::: Recorded information

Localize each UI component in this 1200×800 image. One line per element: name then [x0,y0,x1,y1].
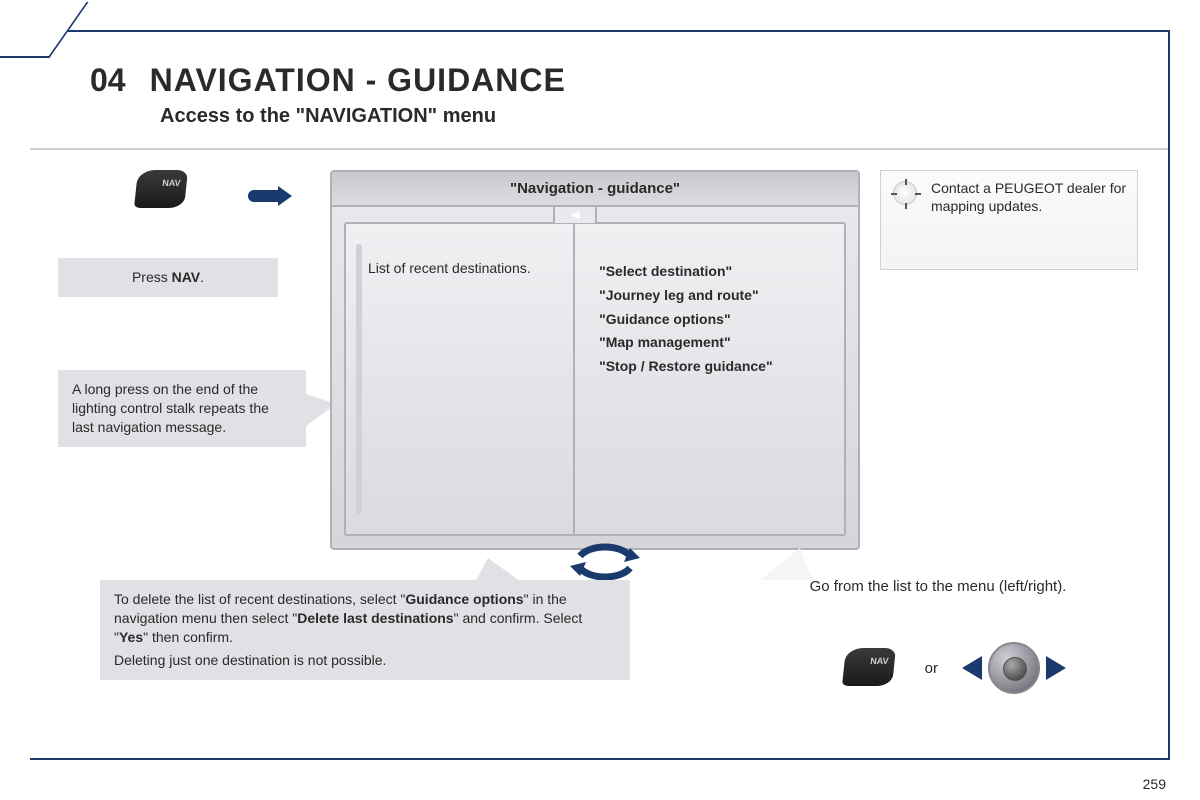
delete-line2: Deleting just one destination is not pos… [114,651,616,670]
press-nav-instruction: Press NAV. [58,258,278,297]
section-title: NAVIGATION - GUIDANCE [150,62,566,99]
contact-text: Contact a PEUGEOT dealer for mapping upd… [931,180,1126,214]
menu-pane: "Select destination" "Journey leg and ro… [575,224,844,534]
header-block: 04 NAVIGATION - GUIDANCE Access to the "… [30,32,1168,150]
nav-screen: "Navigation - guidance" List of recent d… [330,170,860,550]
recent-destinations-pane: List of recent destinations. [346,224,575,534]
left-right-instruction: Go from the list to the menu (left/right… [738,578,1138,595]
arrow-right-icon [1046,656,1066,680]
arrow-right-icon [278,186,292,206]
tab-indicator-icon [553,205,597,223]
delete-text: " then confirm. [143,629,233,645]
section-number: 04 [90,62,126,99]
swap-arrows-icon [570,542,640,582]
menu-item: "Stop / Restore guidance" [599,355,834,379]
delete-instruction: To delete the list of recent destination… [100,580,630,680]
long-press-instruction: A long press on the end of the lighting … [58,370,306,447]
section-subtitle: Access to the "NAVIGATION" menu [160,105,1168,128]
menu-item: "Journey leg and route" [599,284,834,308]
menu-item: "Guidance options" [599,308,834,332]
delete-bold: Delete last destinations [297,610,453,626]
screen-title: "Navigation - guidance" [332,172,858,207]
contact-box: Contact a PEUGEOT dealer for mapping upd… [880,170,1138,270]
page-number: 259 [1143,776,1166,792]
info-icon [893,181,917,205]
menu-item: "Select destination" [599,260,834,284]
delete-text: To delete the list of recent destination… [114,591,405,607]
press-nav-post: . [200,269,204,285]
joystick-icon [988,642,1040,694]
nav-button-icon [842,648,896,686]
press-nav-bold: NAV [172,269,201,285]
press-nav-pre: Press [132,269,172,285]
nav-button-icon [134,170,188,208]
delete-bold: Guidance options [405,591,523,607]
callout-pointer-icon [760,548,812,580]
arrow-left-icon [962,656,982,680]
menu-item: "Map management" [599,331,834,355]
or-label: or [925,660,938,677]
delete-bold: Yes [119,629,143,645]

::::::
::: Recorded information

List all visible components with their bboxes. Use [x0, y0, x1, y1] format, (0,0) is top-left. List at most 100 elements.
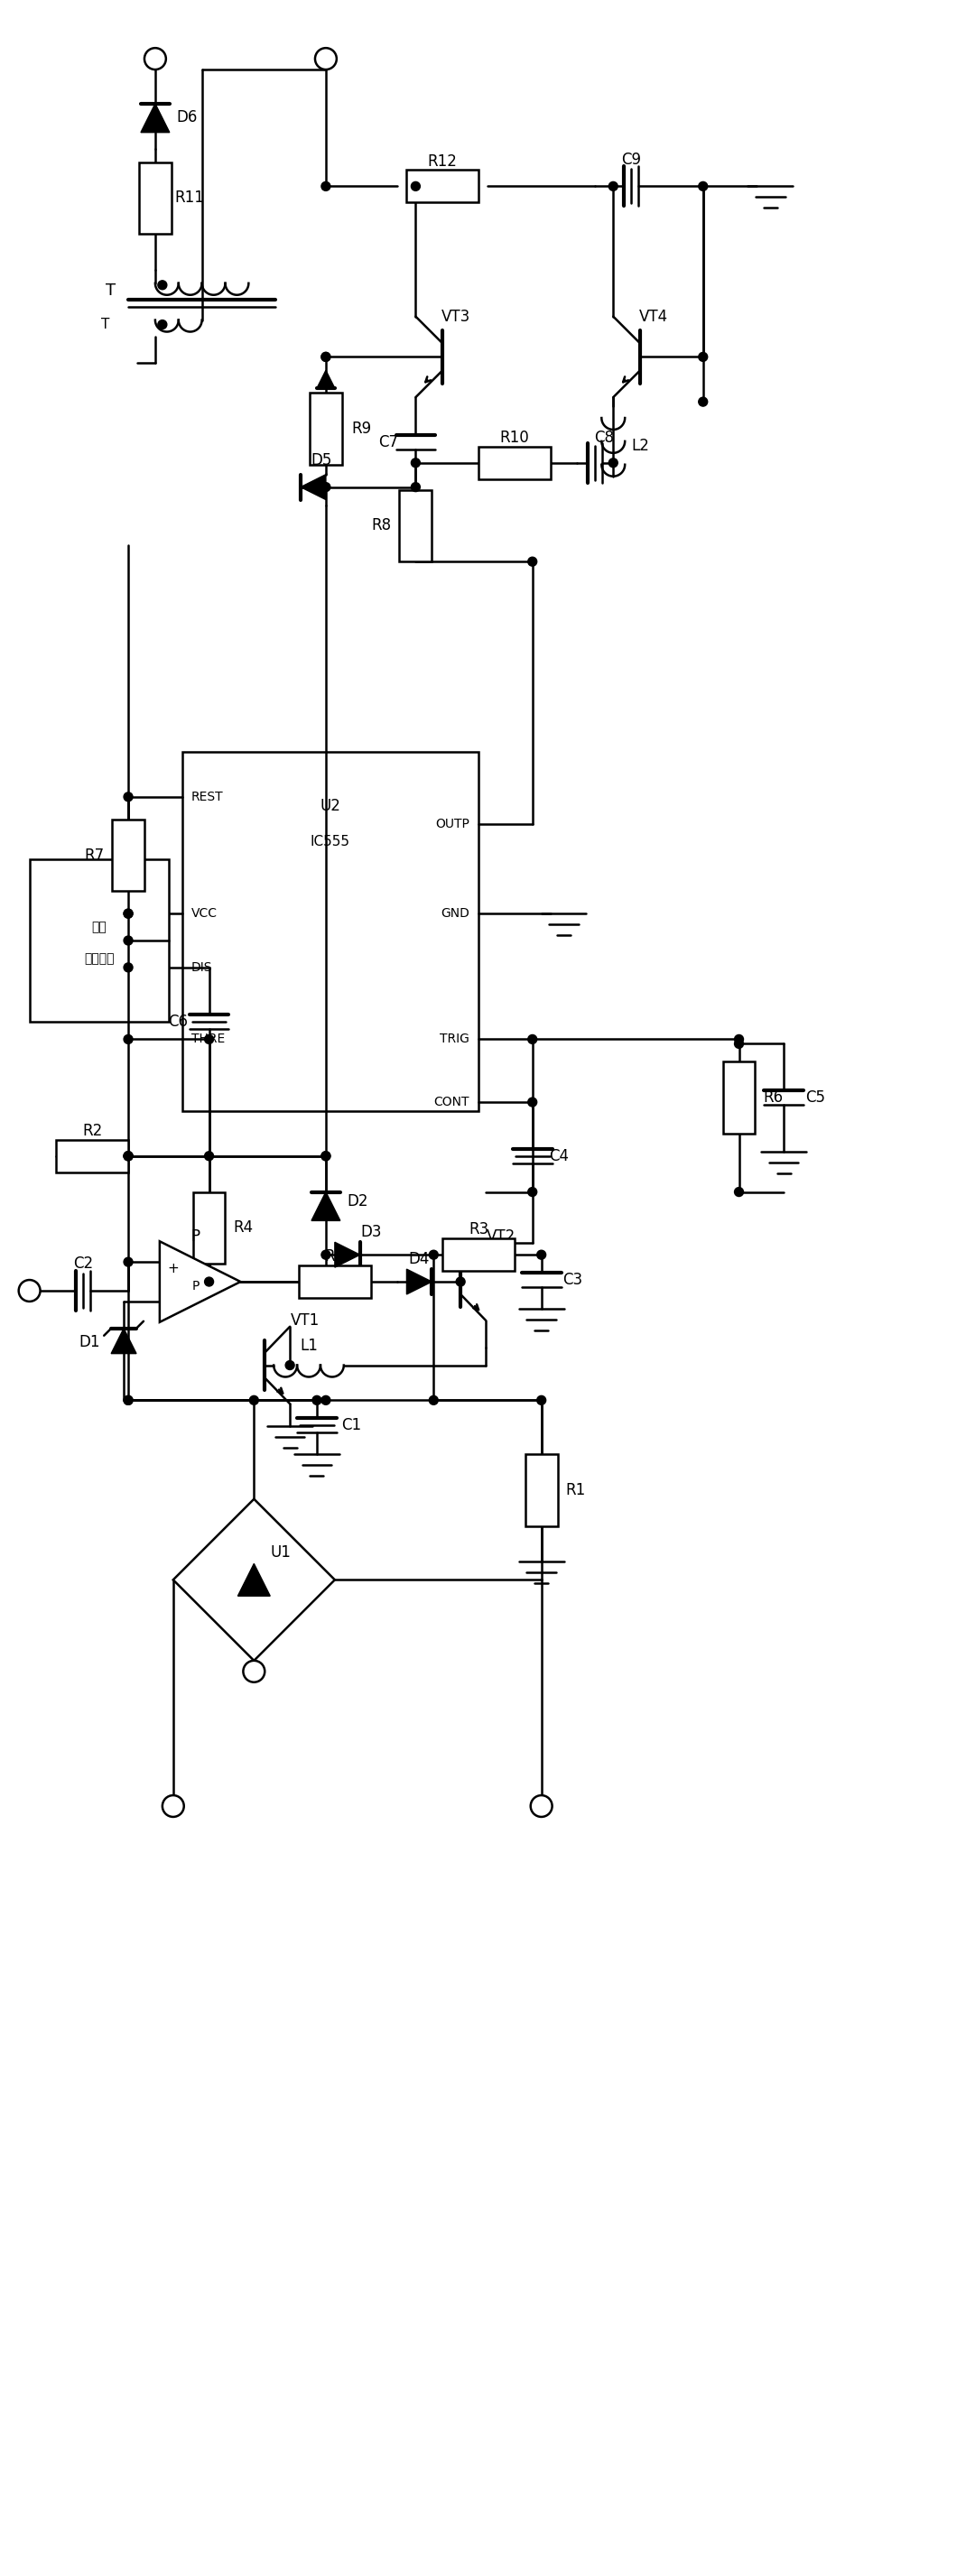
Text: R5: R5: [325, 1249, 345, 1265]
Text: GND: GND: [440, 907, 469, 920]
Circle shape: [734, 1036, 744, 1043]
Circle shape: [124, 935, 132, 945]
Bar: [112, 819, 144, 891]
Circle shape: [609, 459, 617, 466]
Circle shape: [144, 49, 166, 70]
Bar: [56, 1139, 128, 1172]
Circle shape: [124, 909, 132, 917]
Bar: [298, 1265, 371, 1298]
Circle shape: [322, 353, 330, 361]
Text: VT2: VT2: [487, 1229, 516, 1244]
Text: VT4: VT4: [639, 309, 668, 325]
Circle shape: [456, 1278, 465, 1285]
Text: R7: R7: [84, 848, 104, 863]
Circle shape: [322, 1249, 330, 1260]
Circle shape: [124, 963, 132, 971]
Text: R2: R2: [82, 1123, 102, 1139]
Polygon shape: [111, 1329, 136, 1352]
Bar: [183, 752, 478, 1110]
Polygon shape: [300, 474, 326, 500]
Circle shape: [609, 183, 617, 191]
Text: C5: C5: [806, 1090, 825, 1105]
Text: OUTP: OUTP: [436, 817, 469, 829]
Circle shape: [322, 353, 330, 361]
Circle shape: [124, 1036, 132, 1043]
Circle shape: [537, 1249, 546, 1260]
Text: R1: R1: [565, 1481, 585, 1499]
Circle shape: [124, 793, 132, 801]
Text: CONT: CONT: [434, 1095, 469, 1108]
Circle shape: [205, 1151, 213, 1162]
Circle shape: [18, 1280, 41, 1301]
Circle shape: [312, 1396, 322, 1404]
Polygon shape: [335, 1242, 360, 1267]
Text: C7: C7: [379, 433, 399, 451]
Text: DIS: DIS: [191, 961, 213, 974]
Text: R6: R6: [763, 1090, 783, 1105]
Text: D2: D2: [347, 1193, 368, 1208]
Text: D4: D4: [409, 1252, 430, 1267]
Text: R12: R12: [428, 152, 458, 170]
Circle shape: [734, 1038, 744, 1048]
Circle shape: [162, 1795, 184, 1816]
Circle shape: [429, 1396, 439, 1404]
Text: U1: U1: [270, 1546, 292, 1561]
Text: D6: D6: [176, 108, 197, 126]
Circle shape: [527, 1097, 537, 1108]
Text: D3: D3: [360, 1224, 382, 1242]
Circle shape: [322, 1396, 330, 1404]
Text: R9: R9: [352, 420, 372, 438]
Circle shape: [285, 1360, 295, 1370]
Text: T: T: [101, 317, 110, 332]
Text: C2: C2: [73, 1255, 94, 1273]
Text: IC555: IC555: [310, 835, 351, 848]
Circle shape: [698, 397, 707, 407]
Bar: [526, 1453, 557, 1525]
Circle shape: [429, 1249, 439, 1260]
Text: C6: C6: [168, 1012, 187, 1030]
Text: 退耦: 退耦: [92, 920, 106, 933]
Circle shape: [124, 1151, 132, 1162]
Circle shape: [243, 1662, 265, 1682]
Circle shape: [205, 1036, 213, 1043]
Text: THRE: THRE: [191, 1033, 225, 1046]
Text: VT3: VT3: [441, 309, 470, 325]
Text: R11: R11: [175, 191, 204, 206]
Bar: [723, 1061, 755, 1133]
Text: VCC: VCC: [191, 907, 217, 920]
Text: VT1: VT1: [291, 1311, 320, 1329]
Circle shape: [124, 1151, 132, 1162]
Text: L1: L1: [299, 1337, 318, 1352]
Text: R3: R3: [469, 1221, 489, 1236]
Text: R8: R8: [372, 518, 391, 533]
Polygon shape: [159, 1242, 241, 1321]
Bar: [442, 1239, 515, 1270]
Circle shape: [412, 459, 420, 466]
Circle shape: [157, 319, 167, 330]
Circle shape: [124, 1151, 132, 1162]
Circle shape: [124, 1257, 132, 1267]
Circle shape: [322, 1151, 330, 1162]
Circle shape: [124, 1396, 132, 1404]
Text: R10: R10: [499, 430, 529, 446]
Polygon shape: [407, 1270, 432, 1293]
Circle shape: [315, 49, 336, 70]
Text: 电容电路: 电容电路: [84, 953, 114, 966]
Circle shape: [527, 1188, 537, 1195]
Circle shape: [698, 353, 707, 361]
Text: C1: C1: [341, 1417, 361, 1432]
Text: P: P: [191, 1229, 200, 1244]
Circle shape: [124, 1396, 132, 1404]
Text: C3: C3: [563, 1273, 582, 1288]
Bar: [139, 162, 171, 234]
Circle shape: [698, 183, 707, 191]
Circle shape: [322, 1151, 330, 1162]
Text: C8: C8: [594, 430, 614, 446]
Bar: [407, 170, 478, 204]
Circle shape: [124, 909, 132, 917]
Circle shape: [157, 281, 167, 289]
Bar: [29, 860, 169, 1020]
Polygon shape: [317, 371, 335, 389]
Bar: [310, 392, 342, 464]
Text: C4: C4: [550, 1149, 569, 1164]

::::::

§ **Your objective**: Copy out word for word every row from the one containing "delete-line2: Deleting just" down to the one containing "arrow-left-icon [962,656,982,680]", including both of those rows.

§ **Completed exercise**:
delete-line2: Deleting just one destination is not pos… [114,651,616,670]
press-nav-instruction: Press NAV. [58,258,278,297]
section-title: NAVIGATION - GUIDANCE [150,62,566,99]
contact-text: Contact a PEUGEOT dealer for mapping upd… [931,180,1126,214]
menu-pane: "Select destination" "Journey leg and ro… [575,224,844,534]
header-block: 04 NAVIGATION - GUIDANCE Access to the "… [30,32,1168,150]
nav-screen: "Navigation - guidance" List of recent d… [330,170,860,550]
recent-destinations-pane: List of recent destinations. [346,224,575,534]
left-right-instruction: Go from the list to the menu (left/right… [738,578,1138,595]
arrow-right-icon [1046,656,1066,680]
arrow-right-icon [278,186,292,206]
tab-indicator-icon [553,205,597,223]
delete-text: " then confirm. [143,629,233,645]
section-number: 04 [90,62,126,99]
swap-arrows-icon [570,542,640,582]
menu-item: "Stop / Restore guidance" [599,355,834,379]
delete-instruction: To delete the list of recent destination… [100,580,630,680]
long-press-instruction: A long press on the end of the lighting … [58,370,306,447]
section-subtitle: Access to the "NAVIGATION" menu [160,105,1168,128]
menu-item: "Journey leg and route" [599,284,834,308]
menu-item: "Guidance options" [599,308,834,332]
delete-bold: Delete last destinations [297,610,453,626]
screen-title: "Navigation - guidance" [332,172,858,207]
contact-box: Contact a PEUGEOT dealer for mapping upd… [880,170,1138,270]
page-number: 259 [1143,776,1166,792]
info-icon [893,181,917,205]
menu-item: "Select destination" [599,260,834,284]
delete-text: To delete the list of recent destination… [114,591,405,607]
press-nav-post: . [200,269,204,285]
joystick-icon [988,642,1040,694]
nav-button-icon [842,648,896,686]
press-nav-bold: NAV [172,269,201,285]
press-nav-pre: Press [132,269,172,285]
nav-button-icon [134,170,188,208]
delete-bold: Guidance options [405,591,523,607]
callout-pointer-icon [760,548,812,580]
arrow-left-icon [962,656,982,680]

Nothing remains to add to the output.